State only how many lines contain the string "Level".

Collected data entries:
[start]

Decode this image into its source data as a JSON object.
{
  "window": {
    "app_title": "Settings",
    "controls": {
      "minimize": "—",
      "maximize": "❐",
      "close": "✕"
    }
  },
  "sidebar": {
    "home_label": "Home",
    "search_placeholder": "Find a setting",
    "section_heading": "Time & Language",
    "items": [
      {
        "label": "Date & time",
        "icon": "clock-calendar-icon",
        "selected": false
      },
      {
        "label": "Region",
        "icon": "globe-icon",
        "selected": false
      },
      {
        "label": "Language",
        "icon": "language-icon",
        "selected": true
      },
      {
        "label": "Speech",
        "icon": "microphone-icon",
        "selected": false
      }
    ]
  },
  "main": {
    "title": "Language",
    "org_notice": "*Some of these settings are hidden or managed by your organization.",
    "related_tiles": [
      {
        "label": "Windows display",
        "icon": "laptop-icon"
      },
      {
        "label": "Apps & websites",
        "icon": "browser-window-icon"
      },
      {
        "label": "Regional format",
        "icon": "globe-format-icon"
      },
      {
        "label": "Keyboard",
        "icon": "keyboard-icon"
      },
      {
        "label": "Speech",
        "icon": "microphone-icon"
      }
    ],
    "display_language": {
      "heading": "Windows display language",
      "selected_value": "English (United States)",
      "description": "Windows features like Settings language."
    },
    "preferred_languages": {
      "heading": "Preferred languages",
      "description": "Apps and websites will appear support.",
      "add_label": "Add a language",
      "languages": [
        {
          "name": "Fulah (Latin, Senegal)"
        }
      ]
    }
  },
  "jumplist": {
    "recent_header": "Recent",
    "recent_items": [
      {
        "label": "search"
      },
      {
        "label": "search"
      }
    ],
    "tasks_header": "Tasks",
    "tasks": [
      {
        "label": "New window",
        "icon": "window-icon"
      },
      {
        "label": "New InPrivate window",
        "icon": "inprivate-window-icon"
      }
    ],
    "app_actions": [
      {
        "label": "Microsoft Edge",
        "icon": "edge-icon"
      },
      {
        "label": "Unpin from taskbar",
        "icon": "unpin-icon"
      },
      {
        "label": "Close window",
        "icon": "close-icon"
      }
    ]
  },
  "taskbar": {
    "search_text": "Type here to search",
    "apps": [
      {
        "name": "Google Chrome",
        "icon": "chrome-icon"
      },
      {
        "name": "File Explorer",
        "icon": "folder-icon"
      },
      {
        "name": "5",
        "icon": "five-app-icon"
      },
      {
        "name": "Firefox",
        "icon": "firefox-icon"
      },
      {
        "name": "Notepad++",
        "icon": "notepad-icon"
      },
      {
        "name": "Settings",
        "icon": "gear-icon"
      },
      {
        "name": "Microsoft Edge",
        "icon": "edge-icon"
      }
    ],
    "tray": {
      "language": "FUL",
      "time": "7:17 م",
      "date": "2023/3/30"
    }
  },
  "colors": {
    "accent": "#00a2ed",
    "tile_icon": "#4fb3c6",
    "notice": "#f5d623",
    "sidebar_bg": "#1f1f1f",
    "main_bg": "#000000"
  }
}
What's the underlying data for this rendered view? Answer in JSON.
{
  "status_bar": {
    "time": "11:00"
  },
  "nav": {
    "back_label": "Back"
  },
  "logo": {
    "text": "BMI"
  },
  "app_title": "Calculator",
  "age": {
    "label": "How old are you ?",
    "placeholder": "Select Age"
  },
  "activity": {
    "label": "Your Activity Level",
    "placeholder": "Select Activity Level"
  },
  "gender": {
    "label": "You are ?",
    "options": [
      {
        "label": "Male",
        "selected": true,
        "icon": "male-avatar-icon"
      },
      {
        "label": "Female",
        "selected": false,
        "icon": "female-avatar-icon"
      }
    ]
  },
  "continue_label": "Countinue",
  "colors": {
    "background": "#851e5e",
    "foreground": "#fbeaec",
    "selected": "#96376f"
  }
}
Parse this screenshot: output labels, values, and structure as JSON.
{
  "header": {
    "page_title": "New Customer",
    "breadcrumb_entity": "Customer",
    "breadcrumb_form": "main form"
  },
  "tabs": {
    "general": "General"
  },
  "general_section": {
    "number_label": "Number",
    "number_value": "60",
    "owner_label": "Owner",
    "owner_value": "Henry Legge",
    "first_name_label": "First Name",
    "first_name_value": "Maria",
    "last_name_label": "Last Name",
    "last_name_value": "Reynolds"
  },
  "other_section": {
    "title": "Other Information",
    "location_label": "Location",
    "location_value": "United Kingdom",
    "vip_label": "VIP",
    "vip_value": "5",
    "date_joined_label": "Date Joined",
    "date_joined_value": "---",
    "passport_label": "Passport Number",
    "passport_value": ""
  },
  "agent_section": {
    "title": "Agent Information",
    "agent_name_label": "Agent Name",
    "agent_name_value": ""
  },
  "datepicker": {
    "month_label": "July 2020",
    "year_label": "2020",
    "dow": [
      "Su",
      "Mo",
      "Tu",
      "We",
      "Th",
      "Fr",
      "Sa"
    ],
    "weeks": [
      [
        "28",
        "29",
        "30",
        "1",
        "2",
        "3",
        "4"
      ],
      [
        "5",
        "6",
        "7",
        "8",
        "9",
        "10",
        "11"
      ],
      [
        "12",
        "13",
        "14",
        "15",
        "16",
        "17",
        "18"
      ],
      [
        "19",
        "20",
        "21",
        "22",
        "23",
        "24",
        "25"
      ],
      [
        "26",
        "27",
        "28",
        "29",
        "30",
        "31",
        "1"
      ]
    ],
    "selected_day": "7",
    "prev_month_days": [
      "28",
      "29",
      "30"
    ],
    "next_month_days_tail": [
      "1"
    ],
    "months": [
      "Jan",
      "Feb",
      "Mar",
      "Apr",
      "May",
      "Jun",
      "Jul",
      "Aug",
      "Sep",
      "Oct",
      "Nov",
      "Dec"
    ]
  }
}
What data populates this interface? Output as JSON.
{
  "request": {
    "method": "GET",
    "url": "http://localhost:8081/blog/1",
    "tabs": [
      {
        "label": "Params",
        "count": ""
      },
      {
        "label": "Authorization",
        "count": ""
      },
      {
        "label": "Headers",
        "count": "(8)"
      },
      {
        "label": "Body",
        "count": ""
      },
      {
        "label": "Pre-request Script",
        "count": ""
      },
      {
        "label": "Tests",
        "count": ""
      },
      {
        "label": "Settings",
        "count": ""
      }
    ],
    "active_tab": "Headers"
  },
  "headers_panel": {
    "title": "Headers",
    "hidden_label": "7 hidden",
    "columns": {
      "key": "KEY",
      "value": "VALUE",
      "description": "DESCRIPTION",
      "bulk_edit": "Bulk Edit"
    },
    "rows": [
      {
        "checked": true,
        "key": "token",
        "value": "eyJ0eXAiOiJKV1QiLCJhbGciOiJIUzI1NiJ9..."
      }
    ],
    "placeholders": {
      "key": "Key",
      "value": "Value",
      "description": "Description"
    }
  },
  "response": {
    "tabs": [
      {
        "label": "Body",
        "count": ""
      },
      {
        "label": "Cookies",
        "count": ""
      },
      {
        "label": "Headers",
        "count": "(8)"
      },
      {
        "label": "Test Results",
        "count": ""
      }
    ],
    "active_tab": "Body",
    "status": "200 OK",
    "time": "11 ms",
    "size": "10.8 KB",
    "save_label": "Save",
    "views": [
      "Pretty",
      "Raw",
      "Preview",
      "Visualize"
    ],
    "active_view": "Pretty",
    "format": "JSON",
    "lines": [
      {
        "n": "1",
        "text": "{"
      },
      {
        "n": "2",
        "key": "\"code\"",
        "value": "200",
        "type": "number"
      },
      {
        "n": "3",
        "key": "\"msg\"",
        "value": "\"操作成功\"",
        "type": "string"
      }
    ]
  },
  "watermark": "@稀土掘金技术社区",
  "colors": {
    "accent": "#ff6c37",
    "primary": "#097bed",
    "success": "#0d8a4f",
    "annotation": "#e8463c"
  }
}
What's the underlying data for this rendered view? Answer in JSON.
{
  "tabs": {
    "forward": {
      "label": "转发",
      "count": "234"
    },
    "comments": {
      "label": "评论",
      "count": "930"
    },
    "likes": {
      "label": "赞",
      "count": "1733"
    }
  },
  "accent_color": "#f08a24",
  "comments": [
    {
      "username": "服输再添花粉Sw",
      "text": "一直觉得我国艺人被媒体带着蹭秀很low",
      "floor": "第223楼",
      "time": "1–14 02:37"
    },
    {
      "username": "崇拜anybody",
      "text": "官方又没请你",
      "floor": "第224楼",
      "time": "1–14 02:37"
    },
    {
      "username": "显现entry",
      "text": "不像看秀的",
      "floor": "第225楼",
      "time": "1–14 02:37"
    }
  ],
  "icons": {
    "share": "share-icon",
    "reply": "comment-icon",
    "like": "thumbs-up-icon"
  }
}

[end]

*Right answer*. 2